This kind of pre-show communication is certainly starting to address the first requirement of accessibility:  that target audiences need to be fully aware in advance of all relevant details of the accessible event (although in 2016 no information was presented in BSL, a situation which may change following the BSL (Scotland) Act 2015).  However, I am particularly interested in the communication that occurs during the show, and the ways that it engages Deaf spectators.  My Deaf research participants had been clear that in interpreted theatre they expect a particular style of high impact interpreting that matches the performances of the actors and is presented within the same visual frame as the performance, so I set out to see if theatre companies and interpreters were meeting these expectations.

I was not disappointed.  At Forest Fringe I watched three shows where there had been rehearsal time put aside to integrate the interpreting into the show as much as possible.  In all three the interpreters were costumed effectively to match the actors, but the choices of shows had an impact on the degree of further integration.  Nic Green’s  Cock and Bull, interpreted by Catherine King, was an avant garde political satire that was highly visual and sexually provocative.  This accessible visual style was contrasted with a complex script in which sentences were broken into individual words and even parts of words, with actors overlapping different lines with songs and voice-over.  This combination of a very physical staging with a difficult spoken text unavoidably limited the fuller integration of the interpreter.

● ● ● ● ● ● ●

◆ Work required:
In the passage on interpreted theatre, list every description applied to Nic Green's Cock and Bull in the sentence that introduces it.

● ● ● ● ● ● ●

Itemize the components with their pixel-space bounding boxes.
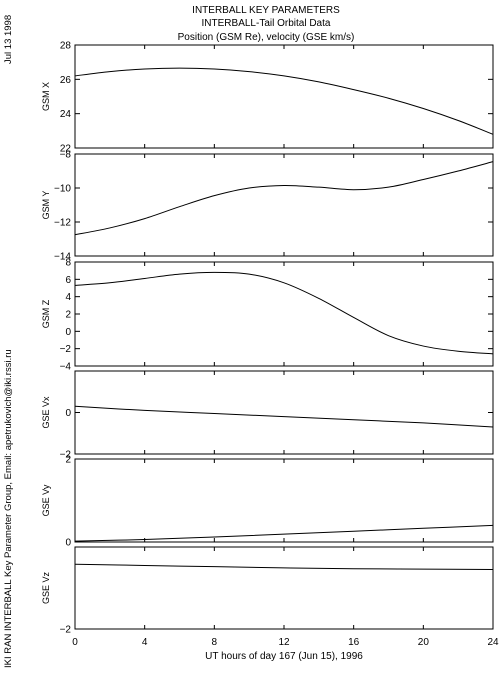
series-line-gse-vy xyxy=(74,524,494,542)
series-line-gsm-y xyxy=(74,161,494,236)
panel-1: −14 −12 −10 −8 GSM Y xyxy=(41,150,494,263)
x-axis-label: UT hours of day 167 (Jun 15), 1996 xyxy=(205,651,363,662)
y-axis-label: GSE Vy xyxy=(41,484,51,516)
y-tick-label: −8 xyxy=(60,150,72,161)
y-axis-label: GSM X xyxy=(41,82,51,111)
y-tick-label: −10 xyxy=(54,184,71,195)
x-tick-label: 20 xyxy=(418,637,430,648)
y-tick-label: 4 xyxy=(65,292,71,303)
panel-2: −4 −2 0 2 4 6 8 GSM Z xyxy=(41,258,494,373)
y-tick-label: 26 xyxy=(60,75,72,86)
series-line-gsm-z xyxy=(74,271,494,355)
panel-frame xyxy=(74,370,494,455)
x-tick-label: 16 xyxy=(348,637,360,648)
date-stamp: Jul 13 1998 xyxy=(3,15,14,64)
y-tick-label: 0 xyxy=(65,408,71,419)
y-tick-label: 2 xyxy=(65,455,71,466)
title-line-3: Position (GSM Re), velocity (GSE km/s) xyxy=(178,32,355,43)
series-line-gsm-x xyxy=(74,67,494,135)
chart-title: INTERBALL KEY PARAMETERS INTERBALL-Tail … xyxy=(178,5,355,43)
y-tick-label: 8 xyxy=(65,258,71,269)
x-tick-label: 24 xyxy=(487,637,499,648)
title-line-2: INTERBALL-Tail Orbital Data xyxy=(202,18,331,29)
y-tick-label: −14 xyxy=(54,252,71,263)
panel-frame xyxy=(74,153,494,257)
y-tick-label: 24 xyxy=(60,109,72,120)
y-axis-label: GSM Z xyxy=(41,299,51,328)
x-tick-label: 8 xyxy=(212,637,218,648)
panel-3: −2 0 GSE Vx xyxy=(41,370,494,461)
panel-0: 22 24 26 28 GSM X xyxy=(41,41,494,155)
panel-5: −2 GSE Vz xyxy=(41,546,494,636)
y-axis-label: GSE Vz xyxy=(41,571,51,604)
title-line-1: INTERBALL KEY PARAMETERS xyxy=(192,5,340,16)
x-tick-label: 4 xyxy=(142,637,148,648)
y-tick-label: −2 xyxy=(60,625,72,636)
y-tick-label: 0 xyxy=(65,538,71,549)
panel-4: 0 2 GSE Vy xyxy=(41,455,494,549)
y-tick-label: 22 xyxy=(60,144,72,155)
y-tick-label: −4 xyxy=(60,362,72,373)
series-line-gse-vz xyxy=(74,563,494,571)
y-tick-label: 2 xyxy=(65,310,71,321)
y-tick-label: −2 xyxy=(60,344,72,355)
y-tick-label: 28 xyxy=(60,41,72,52)
y-tick-label: −2 xyxy=(60,450,72,461)
x-axis: 0 4 8 12 16 20 24 xyxy=(72,637,499,648)
panel-frame xyxy=(74,261,494,367)
x-tick-label: 0 xyxy=(72,637,78,648)
credit-text: IKI RAN INTERBALL Key Parameter Group, E… xyxy=(3,349,14,668)
y-tick-label: −12 xyxy=(54,218,71,229)
y-axis-label: GSM Y xyxy=(41,191,51,220)
panel-frame xyxy=(74,546,494,630)
panel-frame xyxy=(74,458,494,543)
series-line-gse-vx xyxy=(74,405,494,428)
y-axis-label: GSE Vx xyxy=(41,396,51,429)
y-tick-label: 6 xyxy=(65,275,71,286)
panel-frame xyxy=(74,44,494,149)
y-tick-label: 0 xyxy=(65,327,71,338)
x-tick-label: 12 xyxy=(278,637,290,648)
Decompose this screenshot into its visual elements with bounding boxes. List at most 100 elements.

● ● ● ● ● ● ●

◆ Complete output:
- avant garde political satire
- highly visual
- sexually provocative